**What the exercise asks**
Return each entry exactly, with none missing.

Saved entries
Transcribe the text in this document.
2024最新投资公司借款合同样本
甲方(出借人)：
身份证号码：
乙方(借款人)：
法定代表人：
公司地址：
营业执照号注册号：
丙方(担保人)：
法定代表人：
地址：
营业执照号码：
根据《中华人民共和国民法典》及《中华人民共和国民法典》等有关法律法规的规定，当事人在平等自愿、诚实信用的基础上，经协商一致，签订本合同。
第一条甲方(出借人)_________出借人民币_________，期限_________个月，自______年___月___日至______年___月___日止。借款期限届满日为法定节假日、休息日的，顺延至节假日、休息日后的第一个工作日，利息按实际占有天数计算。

**Correct output**
Transcribe the text in this document.
2024最新投资公司借款合同样本
甲方(出借人)：
身份证号码：
乙方(借款人)：
法定代表人：
公司地址：
营业执照号注册号：
丙方(担保人)：
法定代表人：
地址：
营业执照号码：
根据《中华人民共和国民法典》及《中华人民共和国民法典》等有关法律法规的规定，当事人在平等自愿、诚实信用的基础上，经协商一致，签订本合同。
第一条甲方(出借人)_________出借人民币_________，期限_________个月，自______年___月___日至______年___月___日止。借款期限届满日为法定节假日、休息日的，顺延至节假日、休息日后的第一个工作日，利息按实际占有天数计算。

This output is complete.